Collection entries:
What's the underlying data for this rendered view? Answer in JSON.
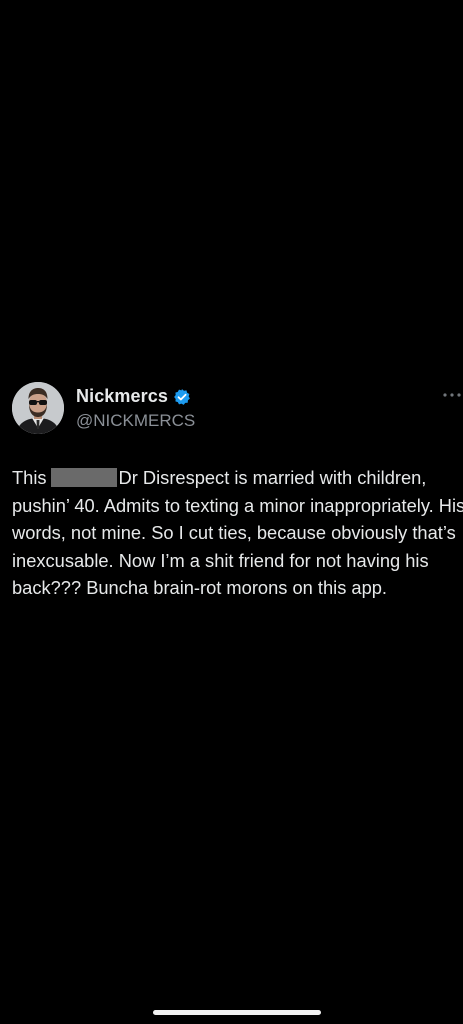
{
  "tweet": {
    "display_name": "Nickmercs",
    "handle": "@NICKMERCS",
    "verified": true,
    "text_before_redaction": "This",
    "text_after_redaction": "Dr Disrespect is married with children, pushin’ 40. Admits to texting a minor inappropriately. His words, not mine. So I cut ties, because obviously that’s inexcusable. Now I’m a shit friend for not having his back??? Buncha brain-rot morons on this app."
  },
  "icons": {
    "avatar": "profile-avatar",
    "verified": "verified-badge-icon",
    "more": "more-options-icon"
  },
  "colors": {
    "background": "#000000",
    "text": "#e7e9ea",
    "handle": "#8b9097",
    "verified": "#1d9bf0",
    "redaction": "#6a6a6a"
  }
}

§ Given exercise
Scan the data for the word "verified" and copy every line where it shows up.

§ Written solution
    "verified": true,
    "verified": "verified-badge-icon",
    "verified": "#1d9bf0",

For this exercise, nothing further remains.